What needs to be done: All lines featuring the string "которой" are to be listed.

Recorded data:
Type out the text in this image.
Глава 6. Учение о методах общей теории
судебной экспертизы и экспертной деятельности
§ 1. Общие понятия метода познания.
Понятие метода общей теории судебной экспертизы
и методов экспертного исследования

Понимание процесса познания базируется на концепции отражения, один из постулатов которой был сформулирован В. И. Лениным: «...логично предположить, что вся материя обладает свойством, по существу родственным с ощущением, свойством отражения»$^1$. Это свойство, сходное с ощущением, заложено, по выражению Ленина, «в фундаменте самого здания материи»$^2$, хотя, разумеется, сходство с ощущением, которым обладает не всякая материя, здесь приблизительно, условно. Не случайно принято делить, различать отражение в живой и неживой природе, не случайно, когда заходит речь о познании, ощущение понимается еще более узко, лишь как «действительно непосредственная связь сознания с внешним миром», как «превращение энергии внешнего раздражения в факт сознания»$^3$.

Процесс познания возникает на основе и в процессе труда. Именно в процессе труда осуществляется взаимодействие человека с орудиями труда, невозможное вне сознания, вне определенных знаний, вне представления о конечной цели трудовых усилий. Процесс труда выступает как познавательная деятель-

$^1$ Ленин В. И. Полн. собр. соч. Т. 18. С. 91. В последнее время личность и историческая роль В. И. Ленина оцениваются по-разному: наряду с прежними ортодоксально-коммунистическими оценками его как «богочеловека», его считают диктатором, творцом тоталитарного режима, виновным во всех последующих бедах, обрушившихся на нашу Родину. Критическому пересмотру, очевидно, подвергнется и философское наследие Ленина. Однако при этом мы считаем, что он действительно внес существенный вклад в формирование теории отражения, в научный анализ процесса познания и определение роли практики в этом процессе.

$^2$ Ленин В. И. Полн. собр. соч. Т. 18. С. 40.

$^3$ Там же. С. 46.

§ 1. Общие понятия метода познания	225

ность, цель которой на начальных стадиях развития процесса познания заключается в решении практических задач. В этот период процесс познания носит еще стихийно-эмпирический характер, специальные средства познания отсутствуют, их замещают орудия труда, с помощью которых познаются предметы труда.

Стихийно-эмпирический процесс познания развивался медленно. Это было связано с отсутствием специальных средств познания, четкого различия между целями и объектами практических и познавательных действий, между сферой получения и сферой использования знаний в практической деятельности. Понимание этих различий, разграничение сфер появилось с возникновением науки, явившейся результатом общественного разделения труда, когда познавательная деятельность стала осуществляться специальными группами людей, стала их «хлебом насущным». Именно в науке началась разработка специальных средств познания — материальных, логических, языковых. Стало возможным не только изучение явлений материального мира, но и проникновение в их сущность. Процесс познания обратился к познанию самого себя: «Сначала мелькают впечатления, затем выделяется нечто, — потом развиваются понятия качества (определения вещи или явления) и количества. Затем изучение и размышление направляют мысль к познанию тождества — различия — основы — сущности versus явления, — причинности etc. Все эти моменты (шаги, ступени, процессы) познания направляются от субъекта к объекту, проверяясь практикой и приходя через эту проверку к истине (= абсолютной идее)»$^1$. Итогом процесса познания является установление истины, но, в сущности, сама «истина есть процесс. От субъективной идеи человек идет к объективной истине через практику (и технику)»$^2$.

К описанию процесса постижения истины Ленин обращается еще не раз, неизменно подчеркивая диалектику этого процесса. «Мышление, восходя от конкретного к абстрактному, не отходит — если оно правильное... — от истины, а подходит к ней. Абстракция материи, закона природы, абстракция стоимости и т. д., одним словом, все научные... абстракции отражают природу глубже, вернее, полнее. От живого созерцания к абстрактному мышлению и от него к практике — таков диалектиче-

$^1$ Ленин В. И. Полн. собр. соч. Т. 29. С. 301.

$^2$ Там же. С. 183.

Task output:
Понимание процесса познания базируется на концепции отражения, один из постулатов которой был сформулирован В. И. Лениным: «...логично предположить, что вся материя обладает свойством, по существу родственным с ощущением, свойством отражения»$^1$. Это свойство, сходное с ощущением, заложено, по выражению Ленина, «в фундаменте самого здания материи»$^2$, хотя, разумеется, сходство с ощущением, которым обладает не всякая материя, здесь приблизительно, условно. Не случайно принято делить, различать отражение в живой и неживой природе, не случайно, когда заходит речь о познании, ощущение понимается еще более узко, лишь как «действительно непосредственная связь сознания с внешним миром», как «превращение энергии внешнего раздражения в факт сознания»$^3$.
ность, цель которой на начальных стадиях развития процесса познания заключается в решении практических задач. В этот период процесс познания носит еще стихийно-эмпирический характер, специальные средства познания отсутствуют, их замещают орудия труда, с помощью которых познаются предметы труда.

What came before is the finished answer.